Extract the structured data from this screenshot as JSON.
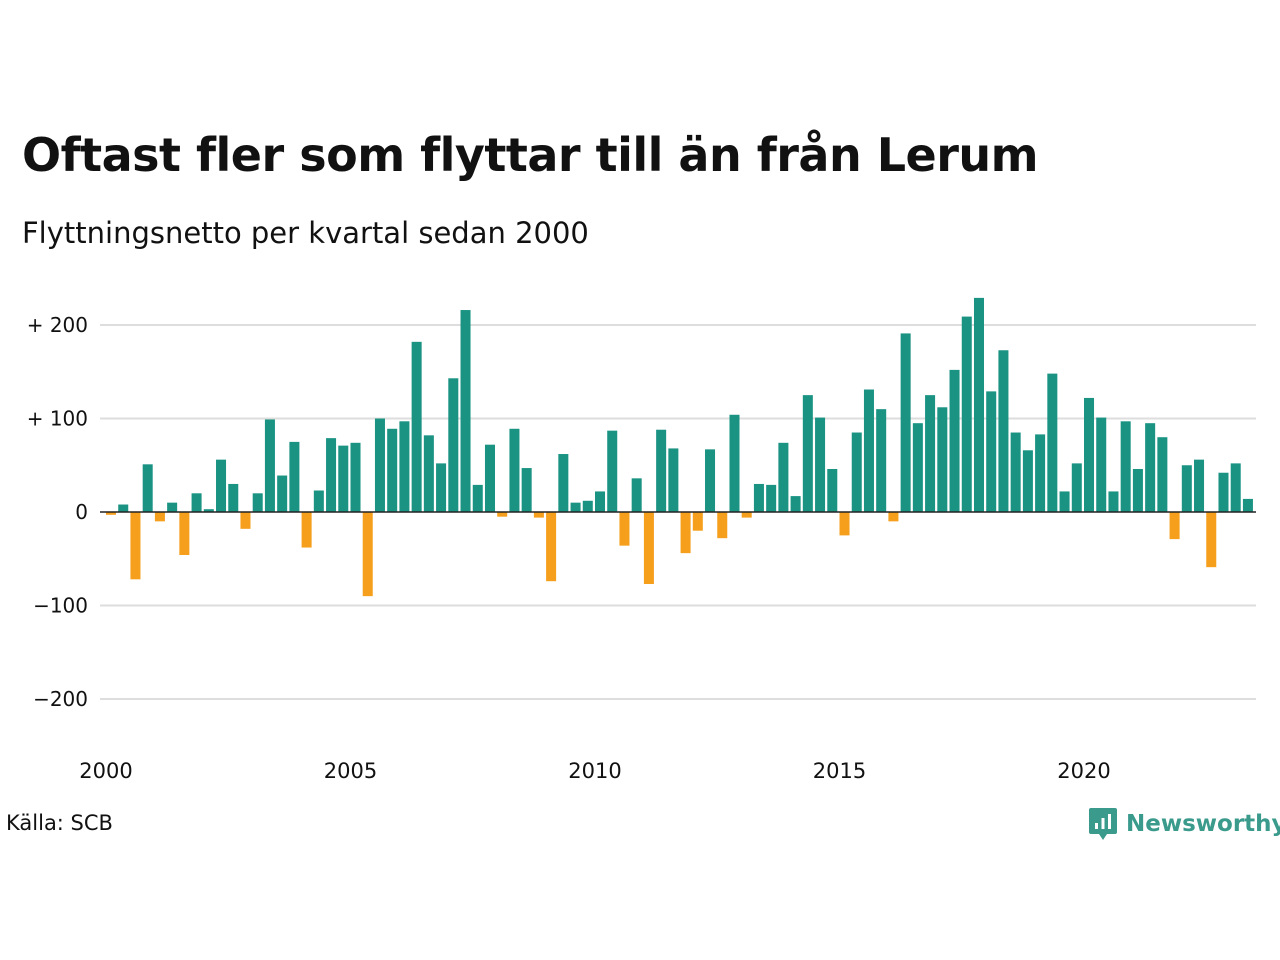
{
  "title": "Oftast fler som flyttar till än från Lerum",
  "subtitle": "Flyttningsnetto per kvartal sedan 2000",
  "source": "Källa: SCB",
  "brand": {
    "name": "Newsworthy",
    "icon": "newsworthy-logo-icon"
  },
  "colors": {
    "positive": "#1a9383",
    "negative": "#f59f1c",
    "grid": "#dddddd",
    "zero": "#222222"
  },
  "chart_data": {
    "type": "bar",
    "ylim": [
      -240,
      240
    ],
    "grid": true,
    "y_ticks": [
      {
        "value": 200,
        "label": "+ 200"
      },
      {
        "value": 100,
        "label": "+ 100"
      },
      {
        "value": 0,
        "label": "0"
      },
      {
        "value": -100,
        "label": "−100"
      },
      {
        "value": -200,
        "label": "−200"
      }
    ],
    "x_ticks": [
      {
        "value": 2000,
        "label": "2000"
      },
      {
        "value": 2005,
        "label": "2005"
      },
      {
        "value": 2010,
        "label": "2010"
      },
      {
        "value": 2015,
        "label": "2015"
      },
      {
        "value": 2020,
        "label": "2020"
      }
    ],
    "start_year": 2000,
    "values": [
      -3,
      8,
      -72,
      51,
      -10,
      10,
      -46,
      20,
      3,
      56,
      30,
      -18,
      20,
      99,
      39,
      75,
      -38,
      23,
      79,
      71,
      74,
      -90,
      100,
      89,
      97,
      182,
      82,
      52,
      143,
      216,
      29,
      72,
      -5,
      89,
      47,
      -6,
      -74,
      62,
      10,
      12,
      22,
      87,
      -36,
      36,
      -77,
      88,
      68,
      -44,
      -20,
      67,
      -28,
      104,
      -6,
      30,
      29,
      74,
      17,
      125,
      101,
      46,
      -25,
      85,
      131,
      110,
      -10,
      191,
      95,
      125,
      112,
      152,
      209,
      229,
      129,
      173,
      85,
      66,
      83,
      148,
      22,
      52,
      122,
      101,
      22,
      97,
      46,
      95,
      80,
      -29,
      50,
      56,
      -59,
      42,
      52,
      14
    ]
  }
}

***

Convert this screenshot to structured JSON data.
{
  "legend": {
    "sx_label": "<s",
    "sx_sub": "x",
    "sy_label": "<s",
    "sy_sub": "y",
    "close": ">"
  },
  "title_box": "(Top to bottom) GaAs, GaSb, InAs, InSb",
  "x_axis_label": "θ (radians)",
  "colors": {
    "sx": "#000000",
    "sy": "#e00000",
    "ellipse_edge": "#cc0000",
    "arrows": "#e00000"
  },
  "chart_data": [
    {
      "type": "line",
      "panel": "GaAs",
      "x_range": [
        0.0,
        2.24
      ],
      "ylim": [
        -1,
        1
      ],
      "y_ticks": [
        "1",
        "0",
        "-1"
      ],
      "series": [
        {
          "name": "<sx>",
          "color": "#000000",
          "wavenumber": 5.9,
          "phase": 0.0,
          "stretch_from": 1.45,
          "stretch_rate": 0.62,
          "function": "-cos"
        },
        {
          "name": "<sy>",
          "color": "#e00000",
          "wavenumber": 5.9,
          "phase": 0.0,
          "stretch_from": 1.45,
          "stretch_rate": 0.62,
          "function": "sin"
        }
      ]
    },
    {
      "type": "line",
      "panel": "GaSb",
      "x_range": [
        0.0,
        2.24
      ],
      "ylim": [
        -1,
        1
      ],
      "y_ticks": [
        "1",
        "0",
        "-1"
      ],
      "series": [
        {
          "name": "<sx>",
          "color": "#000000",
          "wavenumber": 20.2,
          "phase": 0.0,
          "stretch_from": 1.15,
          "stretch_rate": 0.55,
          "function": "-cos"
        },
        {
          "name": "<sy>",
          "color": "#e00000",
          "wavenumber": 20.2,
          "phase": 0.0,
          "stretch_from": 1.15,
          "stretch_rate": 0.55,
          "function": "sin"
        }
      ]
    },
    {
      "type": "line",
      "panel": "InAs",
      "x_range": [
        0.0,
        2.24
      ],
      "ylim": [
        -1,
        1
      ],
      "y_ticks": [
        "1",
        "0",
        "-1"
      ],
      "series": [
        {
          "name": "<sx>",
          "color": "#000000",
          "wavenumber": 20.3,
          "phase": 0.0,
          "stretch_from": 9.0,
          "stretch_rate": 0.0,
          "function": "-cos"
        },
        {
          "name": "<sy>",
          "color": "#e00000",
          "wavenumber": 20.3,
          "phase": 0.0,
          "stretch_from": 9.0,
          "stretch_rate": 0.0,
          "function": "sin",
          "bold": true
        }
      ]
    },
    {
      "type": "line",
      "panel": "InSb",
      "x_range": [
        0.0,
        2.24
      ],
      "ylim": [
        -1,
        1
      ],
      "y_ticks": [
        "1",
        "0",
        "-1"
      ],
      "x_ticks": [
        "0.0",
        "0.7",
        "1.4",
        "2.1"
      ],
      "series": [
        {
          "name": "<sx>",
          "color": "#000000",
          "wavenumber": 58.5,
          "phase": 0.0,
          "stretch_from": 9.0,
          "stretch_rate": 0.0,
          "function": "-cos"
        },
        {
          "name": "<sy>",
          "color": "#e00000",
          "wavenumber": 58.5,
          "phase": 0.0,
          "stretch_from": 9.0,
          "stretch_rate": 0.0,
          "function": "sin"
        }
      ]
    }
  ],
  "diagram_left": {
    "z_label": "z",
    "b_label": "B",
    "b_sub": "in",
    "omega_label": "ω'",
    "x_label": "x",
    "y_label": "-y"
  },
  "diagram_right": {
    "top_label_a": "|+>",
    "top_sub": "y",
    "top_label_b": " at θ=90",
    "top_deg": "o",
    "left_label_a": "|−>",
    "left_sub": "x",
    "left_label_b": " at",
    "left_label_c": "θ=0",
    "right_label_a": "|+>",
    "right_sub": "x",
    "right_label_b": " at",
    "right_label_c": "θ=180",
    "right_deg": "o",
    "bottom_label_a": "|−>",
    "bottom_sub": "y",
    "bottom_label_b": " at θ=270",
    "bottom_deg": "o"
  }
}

***

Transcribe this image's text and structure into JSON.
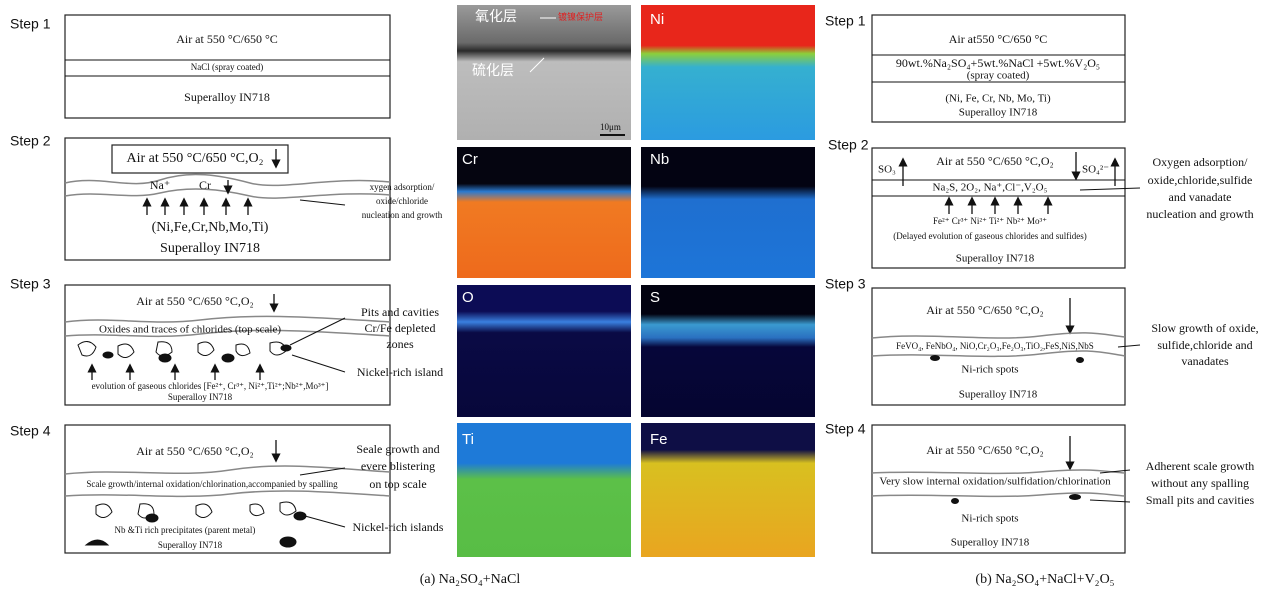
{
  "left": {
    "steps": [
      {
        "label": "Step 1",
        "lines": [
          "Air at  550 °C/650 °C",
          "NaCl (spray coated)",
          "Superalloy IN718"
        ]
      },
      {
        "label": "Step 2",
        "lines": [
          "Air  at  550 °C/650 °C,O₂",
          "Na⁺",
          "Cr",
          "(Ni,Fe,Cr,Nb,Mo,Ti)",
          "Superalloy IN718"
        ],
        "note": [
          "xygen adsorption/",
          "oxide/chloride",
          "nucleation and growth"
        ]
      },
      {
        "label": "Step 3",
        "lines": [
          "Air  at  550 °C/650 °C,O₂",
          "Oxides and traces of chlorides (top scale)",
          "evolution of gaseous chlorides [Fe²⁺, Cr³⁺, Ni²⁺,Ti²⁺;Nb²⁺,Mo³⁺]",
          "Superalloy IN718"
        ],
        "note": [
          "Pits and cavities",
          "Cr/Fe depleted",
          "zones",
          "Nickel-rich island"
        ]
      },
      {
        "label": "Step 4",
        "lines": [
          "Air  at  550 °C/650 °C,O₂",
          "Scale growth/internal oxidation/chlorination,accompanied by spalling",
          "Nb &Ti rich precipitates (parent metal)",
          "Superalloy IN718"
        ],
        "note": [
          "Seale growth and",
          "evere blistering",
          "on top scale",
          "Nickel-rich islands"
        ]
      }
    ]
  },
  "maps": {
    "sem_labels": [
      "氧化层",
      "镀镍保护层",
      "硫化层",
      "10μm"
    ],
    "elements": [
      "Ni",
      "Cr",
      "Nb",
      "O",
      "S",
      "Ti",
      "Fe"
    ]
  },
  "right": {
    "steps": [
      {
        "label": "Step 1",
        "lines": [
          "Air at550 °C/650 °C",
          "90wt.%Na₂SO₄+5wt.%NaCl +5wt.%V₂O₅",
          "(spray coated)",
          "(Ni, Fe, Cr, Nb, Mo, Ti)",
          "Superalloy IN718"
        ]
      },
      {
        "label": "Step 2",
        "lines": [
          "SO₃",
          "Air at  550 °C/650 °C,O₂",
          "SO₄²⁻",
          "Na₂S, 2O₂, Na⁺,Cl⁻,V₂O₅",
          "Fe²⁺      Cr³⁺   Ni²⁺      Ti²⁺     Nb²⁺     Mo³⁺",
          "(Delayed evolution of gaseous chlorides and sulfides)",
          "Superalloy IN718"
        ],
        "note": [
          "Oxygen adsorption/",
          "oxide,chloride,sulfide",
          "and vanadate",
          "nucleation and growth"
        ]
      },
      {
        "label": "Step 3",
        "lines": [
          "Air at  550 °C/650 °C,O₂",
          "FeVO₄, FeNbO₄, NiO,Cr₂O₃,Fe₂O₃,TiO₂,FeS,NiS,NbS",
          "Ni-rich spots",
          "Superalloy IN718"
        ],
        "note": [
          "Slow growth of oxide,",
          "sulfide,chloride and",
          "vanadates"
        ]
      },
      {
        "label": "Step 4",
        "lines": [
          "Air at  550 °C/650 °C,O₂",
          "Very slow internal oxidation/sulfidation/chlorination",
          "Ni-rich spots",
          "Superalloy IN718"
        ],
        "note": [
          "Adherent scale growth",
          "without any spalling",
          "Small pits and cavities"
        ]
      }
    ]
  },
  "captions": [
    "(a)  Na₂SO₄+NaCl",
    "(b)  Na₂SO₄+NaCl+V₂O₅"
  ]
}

***

Gather each line from the entries above that includes the word "InSb".

  "title_box": "(Top to bottom) GaAs, GaSb, InAs, InSb",
      "panel": "InSb",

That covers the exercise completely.